-------- Record extracts

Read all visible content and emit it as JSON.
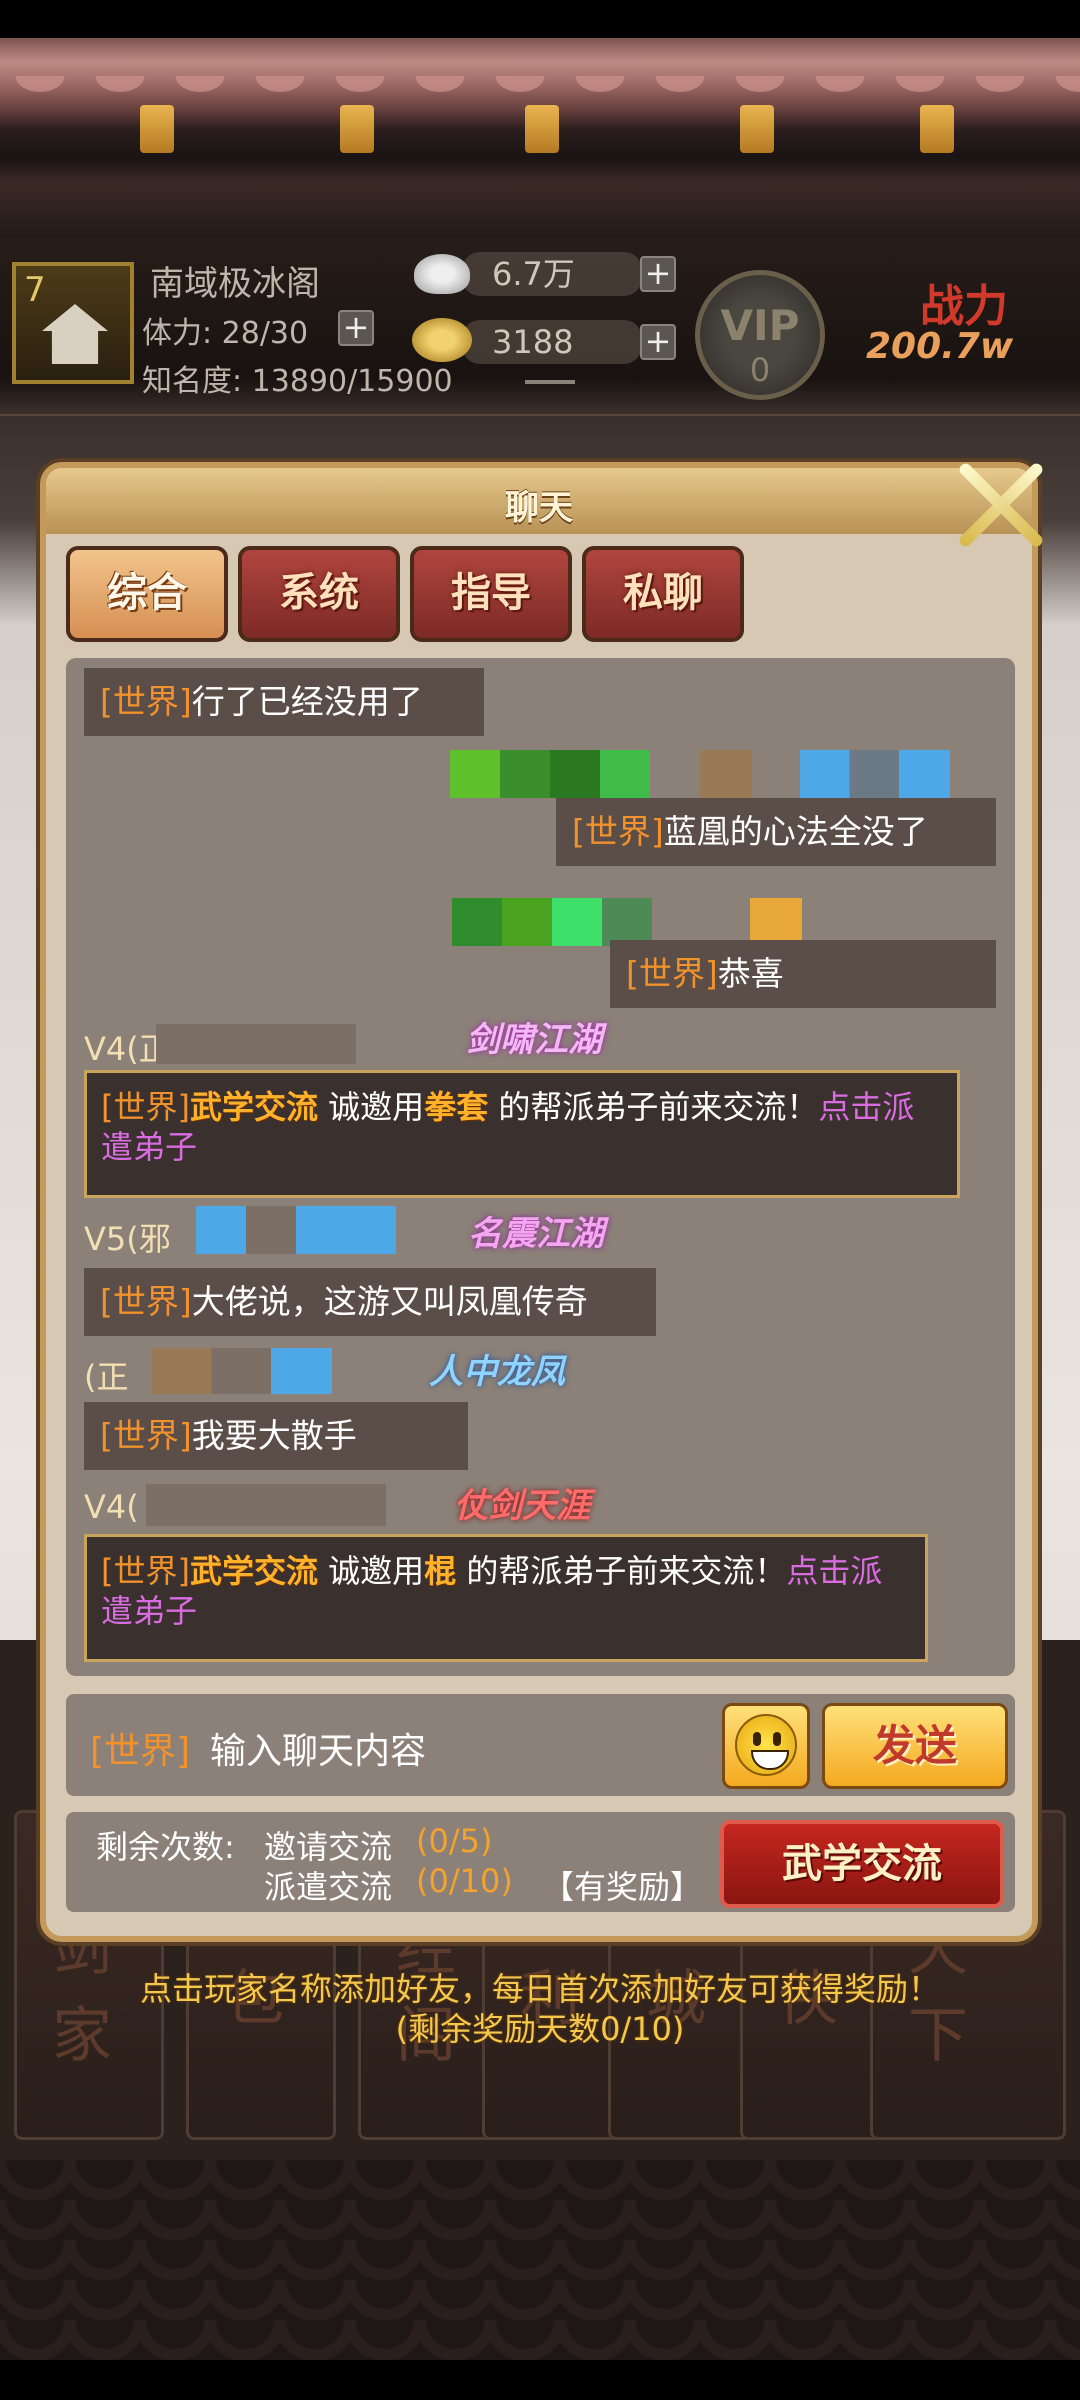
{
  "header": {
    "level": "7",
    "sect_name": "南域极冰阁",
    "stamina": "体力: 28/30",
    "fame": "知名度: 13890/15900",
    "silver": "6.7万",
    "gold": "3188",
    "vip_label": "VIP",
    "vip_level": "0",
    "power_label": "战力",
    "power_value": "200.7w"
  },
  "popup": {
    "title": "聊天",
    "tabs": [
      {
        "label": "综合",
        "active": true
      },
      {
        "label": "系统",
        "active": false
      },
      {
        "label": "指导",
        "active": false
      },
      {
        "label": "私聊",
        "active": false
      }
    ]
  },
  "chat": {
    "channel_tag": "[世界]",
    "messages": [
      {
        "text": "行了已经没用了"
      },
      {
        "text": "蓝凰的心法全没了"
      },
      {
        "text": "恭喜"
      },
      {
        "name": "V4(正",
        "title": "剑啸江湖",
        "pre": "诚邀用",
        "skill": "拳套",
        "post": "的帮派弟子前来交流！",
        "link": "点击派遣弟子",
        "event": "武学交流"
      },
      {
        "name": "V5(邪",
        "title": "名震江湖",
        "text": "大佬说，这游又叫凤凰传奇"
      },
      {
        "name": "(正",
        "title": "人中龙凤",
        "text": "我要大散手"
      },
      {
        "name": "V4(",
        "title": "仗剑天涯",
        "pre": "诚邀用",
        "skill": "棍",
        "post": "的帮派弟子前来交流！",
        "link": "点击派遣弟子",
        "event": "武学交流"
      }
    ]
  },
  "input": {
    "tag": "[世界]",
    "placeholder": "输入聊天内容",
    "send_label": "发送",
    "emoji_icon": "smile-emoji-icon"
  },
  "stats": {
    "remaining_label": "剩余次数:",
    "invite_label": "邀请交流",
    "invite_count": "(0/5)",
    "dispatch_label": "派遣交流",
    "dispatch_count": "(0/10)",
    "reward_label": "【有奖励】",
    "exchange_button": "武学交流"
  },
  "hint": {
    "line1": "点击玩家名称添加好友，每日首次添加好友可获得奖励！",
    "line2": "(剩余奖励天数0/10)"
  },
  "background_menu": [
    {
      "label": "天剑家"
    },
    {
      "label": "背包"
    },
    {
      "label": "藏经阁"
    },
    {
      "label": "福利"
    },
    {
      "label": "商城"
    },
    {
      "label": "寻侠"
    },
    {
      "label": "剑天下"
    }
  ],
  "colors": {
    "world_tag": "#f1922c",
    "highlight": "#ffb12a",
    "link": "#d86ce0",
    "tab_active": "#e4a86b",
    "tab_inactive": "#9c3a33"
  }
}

----------------

What is needed: Write the entries above out in full, exactly, with no images.

Exercise solution:
Read all visible content and emit it as JSON.
{
  "header": {
    "level": "7",
    "sect_name": "南域极冰阁",
    "stamina": "体力: 28/30",
    "fame": "知名度: 13890/15900",
    "silver": "6.7万",
    "gold": "3188",
    "vip_label": "VIP",
    "vip_level": "0",
    "power_label": "战力",
    "power_value": "200.7w"
  },
  "popup": {
    "title": "聊天",
    "tabs": [
      {
        "label": "综合",
        "active": true
      },
      {
        "label": "系统",
        "active": false
      },
      {
        "label": "指导",
        "active": false
      },
      {
        "label": "私聊",
        "active": false
      }
    ]
  },
  "chat": {
    "channel_tag": "[世界]",
    "messages": [
      {
        "text": "行了已经没用了"
      },
      {
        "text": "蓝凰的心法全没了"
      },
      {
        "text": "恭喜"
      },
      {
        "name": "V4(正",
        "title": "剑啸江湖",
        "pre": "诚邀用",
        "skill": "拳套",
        "post": "的帮派弟子前来交流！",
        "link": "点击派遣弟子",
        "event": "武学交流"
      },
      {
        "name": "V5(邪",
        "title": "名震江湖",
        "text": "大佬说，这游又叫凤凰传奇"
      },
      {
        "name": "(正",
        "title": "人中龙凤",
        "text": "我要大散手"
      },
      {
        "name": "V4(",
        "title": "仗剑天涯",
        "pre": "诚邀用",
        "skill": "棍",
        "post": "的帮派弟子前来交流！",
        "link": "点击派遣弟子",
        "event": "武学交流"
      }
    ]
  },
  "input": {
    "tag": "[世界]",
    "placeholder": "输入聊天内容",
    "send_label": "发送",
    "emoji_icon": "smile-emoji-icon"
  },
  "stats": {
    "remaining_label": "剩余次数:",
    "invite_label": "邀请交流",
    "invite_count": "(0/5)",
    "dispatch_label": "派遣交流",
    "dispatch_count": "(0/10)",
    "reward_label": "【有奖励】",
    "exchange_button": "武学交流"
  },
  "hint": {
    "line1": "点击玩家名称添加好友，每日首次添加好友可获得奖励！",
    "line2": "(剩余奖励天数0/10)"
  },
  "background_menu": [
    {
      "label": "天剑家"
    },
    {
      "label": "背包"
    },
    {
      "label": "藏经阁"
    },
    {
      "label": "福利"
    },
    {
      "label": "商城"
    },
    {
      "label": "寻侠"
    },
    {
      "label": "剑天下"
    }
  ],
  "colors": {
    "world_tag": "#f1922c",
    "highlight": "#ffb12a",
    "link": "#d86ce0",
    "tab_active": "#e4a86b",
    "tab_inactive": "#9c3a33"
  }
}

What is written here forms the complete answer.